* START *

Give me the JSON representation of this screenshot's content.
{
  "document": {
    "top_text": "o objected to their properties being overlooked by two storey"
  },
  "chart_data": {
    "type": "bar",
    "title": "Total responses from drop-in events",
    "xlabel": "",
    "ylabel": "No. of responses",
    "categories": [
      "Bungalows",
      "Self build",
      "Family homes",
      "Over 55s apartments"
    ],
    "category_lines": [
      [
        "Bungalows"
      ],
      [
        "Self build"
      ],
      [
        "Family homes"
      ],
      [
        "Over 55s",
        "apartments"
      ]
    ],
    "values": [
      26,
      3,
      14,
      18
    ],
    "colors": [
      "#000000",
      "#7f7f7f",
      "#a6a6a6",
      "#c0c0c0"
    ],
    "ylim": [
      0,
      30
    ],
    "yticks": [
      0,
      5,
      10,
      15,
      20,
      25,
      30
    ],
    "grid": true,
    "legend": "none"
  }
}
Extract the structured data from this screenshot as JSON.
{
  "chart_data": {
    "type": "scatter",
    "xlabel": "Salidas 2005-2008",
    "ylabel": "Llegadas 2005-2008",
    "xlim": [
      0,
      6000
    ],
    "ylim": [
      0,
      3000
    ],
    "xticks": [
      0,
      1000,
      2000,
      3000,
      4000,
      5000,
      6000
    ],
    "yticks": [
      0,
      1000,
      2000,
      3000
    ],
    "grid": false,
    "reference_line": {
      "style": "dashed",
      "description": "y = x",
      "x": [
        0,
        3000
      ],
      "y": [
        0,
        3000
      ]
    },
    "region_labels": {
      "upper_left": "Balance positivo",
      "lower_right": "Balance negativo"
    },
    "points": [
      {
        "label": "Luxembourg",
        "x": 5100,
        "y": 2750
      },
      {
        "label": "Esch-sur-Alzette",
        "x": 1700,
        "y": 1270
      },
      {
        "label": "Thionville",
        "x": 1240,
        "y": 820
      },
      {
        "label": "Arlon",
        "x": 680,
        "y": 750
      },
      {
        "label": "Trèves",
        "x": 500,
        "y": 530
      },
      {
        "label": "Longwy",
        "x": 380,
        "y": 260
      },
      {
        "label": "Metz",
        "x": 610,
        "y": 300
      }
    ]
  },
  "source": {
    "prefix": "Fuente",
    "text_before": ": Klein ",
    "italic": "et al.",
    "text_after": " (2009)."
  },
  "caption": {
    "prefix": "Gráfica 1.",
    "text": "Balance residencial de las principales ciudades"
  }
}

* END *

> [Task goal]
In the records above, find each line holding "JSON" and copy it.

> [Complete response]
Give me the JSON representation of this screenshot's content.
Extract the structured data from this screenshot as JSON.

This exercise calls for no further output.